** Do this **
Each entry must be reproduced precisely as it stands.

--- begin ---

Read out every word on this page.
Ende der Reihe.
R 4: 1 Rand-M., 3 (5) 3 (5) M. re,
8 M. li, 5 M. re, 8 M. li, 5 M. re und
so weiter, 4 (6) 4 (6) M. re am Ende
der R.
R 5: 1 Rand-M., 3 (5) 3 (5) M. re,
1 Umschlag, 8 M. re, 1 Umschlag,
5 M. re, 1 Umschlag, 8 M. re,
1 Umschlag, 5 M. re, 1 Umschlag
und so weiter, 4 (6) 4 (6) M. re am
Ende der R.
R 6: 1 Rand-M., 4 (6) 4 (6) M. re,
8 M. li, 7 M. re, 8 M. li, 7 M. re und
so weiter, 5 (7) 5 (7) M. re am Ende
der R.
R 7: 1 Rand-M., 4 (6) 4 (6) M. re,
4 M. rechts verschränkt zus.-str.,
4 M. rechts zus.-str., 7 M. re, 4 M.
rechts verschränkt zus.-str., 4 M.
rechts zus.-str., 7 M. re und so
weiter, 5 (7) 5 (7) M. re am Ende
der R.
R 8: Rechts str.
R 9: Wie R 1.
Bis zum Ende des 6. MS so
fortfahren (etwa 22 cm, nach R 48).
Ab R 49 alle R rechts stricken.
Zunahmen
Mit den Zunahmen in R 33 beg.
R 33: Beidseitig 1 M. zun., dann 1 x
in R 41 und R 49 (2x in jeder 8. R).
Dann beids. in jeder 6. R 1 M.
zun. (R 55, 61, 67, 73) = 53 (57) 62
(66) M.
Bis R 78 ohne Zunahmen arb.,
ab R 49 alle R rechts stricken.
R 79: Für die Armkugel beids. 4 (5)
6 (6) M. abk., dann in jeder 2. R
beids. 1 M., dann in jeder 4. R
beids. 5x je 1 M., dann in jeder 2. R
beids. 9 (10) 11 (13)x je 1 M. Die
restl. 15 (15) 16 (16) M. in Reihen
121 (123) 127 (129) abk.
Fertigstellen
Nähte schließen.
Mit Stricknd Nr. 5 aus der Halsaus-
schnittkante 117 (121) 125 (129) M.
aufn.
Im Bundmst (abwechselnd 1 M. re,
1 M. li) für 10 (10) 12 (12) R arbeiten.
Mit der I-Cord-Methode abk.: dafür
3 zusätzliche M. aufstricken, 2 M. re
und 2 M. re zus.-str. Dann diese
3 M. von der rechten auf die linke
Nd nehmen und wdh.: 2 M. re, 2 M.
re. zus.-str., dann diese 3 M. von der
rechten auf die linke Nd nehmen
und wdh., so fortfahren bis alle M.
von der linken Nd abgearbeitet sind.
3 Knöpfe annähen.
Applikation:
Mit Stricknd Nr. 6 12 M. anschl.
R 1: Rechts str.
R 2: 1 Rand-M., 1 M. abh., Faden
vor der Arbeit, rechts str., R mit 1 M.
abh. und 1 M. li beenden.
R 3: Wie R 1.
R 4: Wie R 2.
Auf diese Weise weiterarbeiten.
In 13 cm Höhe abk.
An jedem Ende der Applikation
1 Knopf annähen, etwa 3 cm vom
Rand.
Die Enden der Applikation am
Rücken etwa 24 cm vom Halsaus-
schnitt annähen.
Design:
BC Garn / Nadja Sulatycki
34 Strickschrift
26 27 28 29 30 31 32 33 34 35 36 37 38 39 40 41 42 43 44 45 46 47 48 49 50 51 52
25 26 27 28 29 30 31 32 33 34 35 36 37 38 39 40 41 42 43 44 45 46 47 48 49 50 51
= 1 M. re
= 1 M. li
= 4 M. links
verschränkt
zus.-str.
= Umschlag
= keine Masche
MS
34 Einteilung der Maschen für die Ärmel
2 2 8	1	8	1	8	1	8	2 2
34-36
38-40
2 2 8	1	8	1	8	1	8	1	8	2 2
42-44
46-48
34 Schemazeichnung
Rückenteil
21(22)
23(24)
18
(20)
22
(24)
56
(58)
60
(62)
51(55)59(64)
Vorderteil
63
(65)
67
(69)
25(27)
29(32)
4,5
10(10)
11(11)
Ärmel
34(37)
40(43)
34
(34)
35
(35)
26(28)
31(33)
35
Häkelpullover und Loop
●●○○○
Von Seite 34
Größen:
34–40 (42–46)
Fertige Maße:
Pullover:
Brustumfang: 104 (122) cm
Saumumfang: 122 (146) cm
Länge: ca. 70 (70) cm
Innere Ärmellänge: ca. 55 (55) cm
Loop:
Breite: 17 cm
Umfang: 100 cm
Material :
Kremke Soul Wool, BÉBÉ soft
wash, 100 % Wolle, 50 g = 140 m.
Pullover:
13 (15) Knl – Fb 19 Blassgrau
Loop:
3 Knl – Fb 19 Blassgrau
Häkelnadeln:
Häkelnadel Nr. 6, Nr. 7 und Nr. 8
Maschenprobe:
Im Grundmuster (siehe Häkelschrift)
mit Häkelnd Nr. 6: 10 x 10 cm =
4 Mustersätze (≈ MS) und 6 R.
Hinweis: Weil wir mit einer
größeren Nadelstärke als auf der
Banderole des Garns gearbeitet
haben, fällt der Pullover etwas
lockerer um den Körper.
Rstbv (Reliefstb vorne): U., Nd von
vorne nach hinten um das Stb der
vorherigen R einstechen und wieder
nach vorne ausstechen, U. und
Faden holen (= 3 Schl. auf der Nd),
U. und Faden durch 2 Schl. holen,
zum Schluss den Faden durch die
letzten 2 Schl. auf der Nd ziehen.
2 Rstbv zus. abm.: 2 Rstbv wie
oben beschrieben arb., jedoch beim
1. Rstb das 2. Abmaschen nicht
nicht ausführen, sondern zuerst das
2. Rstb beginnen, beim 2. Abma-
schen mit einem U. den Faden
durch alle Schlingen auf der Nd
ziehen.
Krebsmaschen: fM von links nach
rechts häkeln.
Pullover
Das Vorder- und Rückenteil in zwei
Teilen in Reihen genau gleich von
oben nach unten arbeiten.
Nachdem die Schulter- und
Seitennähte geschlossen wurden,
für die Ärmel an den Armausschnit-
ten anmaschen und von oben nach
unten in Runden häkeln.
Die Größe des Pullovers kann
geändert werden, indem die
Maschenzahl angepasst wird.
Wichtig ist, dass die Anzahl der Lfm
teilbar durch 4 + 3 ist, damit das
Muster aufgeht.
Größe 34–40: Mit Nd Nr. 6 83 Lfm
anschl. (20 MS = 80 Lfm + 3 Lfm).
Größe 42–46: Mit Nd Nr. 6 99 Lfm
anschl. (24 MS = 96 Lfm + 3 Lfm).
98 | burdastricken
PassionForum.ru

--- end ---

** Finished exercise **
Read out every word on this page.
Ende der Reihe.
R 4: 1 Rand-M., 3 (5) 3 (5) M. re,
8 M. li, 5 M. re, 8 M. li, 5 M. re und
so weiter, 4 (6) 4 (6) M. re am Ende
der R.
R 5: 1 Rand-M., 3 (5) 3 (5) M. re,
1 Umschlag, 8 M. re, 1 Umschlag,
5 M. re, 1 Umschlag, 8 M. re,
1 Umschlag, 5 M. re, 1 Umschlag
und so weiter, 4 (6) 4 (6) M. re am
Ende der R.
R 6: 1 Rand-M., 4 (6) 4 (6) M. re,
8 M. li, 7 M. re, 8 M. li, 7 M. re und
so weiter, 5 (7) 5 (7) M. re am Ende
der R.
R 7: 1 Rand-M., 4 (6) 4 (6) M. re,
4 M. rechts verschränkt zus.-str.,
4 M. rechts zus.-str., 7 M. re, 4 M.
rechts verschränkt zus.-str., 4 M.
rechts zus.-str., 7 M. re und so
weiter, 5 (7) 5 (7) M. re am Ende
der R.
R 8: Rechts str.
R 9: Wie R 1.
Bis zum Ende des 6. MS so
fortfahren (etwa 22 cm, nach R 48).
Ab R 49 alle R rechts stricken.
Zunahmen
Mit den Zunahmen in R 33 beg.
R 33: Beidseitig 1 M. zun., dann 1 x
in R 41 und R 49 (2x in jeder 8. R).
Dann beids. in jeder 6. R 1 M.
zun. (R 55, 61, 67, 73) = 53 (57) 62
(66) M.
Bis R 78 ohne Zunahmen arb.,
ab R 49 alle R rechts stricken.
R 79: Für die Armkugel beids. 4 (5)
6 (6) M. abk., dann in jeder 2. R
beids. 1 M., dann in jeder 4. R
beids. 5x je 1 M., dann in jeder 2. R
beids. 9 (10) 11 (13)x je 1 M. Die
restl. 15 (15) 16 (16) M. in Reihen
121 (123) 127 (129) abk.
Fertigstellen
Nähte schließen.
Mit Stricknd Nr. 5 aus der Halsaus-
schnittkante 117 (121) 125 (129) M.
aufn.
Im Bundmst (abwechselnd 1 M. re,
1 M. li) für 10 (10) 12 (12) R arbeiten.
Mit der I-Cord-Methode abk.: dafür
3 zusätzliche M. aufstricken, 2 M. re
und 2 M. re zus.-str. Dann diese
3 M. von der rechten auf die linke
Nd nehmen und wdh.: 2 M. re, 2 M.
re. zus.-str., dann diese 3 M. von der
rechten auf die linke Nd nehmen
und wdh., so fortfahren bis alle M.
von der linken Nd abgearbeitet sind.
3 Knöpfe annähen.
Applikation:
Mit Stricknd Nr. 6 12 M. anschl.
R 1: Rechts str.
R 2: 1 Rand-M., 1 M. abh., Faden
vor der Arbeit, rechts str., R mit 1 M.
abh. und 1 M. li beenden.
R 3: Wie R 1.
R 4: Wie R 2.
Auf diese Weise weiterarbeiten.
In 13 cm Höhe abk.
An jedem Ende der Applikation
1 Knopf annähen, etwa 3 cm vom
Rand.
Die Enden der Applikation am
Rücken etwa 24 cm vom Halsaus-
schnitt annähen.
Design:
BC Garn / Nadja Sulatycki
34 Strickschrift
26 27 28 29 30 31 32 33 34 35 36 37 38 39 40 41 42 43 44 45 46 47 48 49 50 51 52
25 26 27 28 29 30 31 32 33 34 35 36 37 38 39 40 41 42 43 44 45 46 47 48 49 50 51
= 1 M. re
= 1 M. li
= 4 M. links
verschränkt
zus.-str.
= Umschlag
= keine Masche
MS
34 Einteilung der Maschen für die Ärmel
2 2 8	1	8	1	8	1	8	2 2
34-36
38-40
2 2 8	1	8	1	8	1	8	1	8	2 2
42-44
46-48
34 Schemazeichnung
Rückenteil
21(22)
23(24)
18
(20)
22
(24)
56
(58)
60
(62)
51(55)59(64)
Vorderteil
63
(65)
67
(69)
25(27)
29(32)
4,5
10(10)
11(11)
Ärmel
34(37)
40(43)
34
(34)
35
(35)
26(28)
31(33)
35
Häkelpullover und Loop
●●○○○
Von Seite 34
Größen:
34–40 (42–46)
Fertige Maße:
Pullover:
Brustumfang: 104 (122) cm
Saumumfang: 122 (146) cm
Länge: ca. 70 (70) cm
Innere Ärmellänge: ca. 55 (55) cm
Loop:
Breite: 17 cm
Umfang: 100 cm
Material :
Kremke Soul Wool, BÉBÉ soft
wash, 100 % Wolle, 50 g = 140 m.
Pullover:
13 (15) Knl – Fb 19 Blassgrau
Loop:
3 Knl – Fb 19 Blassgrau
Häkelnadeln:
Häkelnadel Nr. 6, Nr. 7 und Nr. 8
Maschenprobe:
Im Grundmuster (siehe Häkelschrift)
mit Häkelnd Nr. 6: 10 x 10 cm =
4 Mustersätze (≈ MS) und 6 R.
Hinweis: Weil wir mit einer
größeren Nadelstärke als auf der
Banderole des Garns gearbeitet
haben, fällt der Pullover etwas
lockerer um den Körper.
Rstbv (Reliefstb vorne): U., Nd von
vorne nach hinten um das Stb der
vorherigen R einstechen und wieder
nach vorne ausstechen, U. und
Faden holen (= 3 Schl. auf der Nd),
U. und Faden durch 2 Schl. holen,
zum Schluss den Faden durch die
letzten 2 Schl. auf der Nd ziehen.
2 Rstbv zus. abm.: 2 Rstbv wie
oben beschrieben arb., jedoch beim
1. Rstb das 2. Abmaschen nicht
nicht ausführen, sondern zuerst das
2. Rstb beginnen, beim 2. Abma-
schen mit einem U. den Faden
durch alle Schlingen auf der Nd
ziehen.
Krebsmaschen: fM von links nach
rechts häkeln.
Pullover
Das Vorder- und Rückenteil in zwei
Teilen in Reihen genau gleich von
oben nach unten arbeiten.
Nachdem die Schulter- und
Seitennähte geschlossen wurden,
für die Ärmel an den Armausschnit-
ten anmaschen und von oben nach
unten in Runden häkeln.
Die Größe des Pullovers kann
geändert werden, indem die
Maschenzahl angepasst wird.
Wichtig ist, dass die Anzahl der Lfm
teilbar durch 4 + 3 ist, damit das
Muster aufgeht.
Größe 34–40: Mit Nd Nr. 6 83 Lfm
anschl. (20 MS = 80 Lfm + 3 Lfm).
Größe 42–46: Mit Nd Nr. 6 99 Lfm
anschl. (24 MS = 96 Lfm + 3 Lfm).
98 | burdastricken
PassionForum.ru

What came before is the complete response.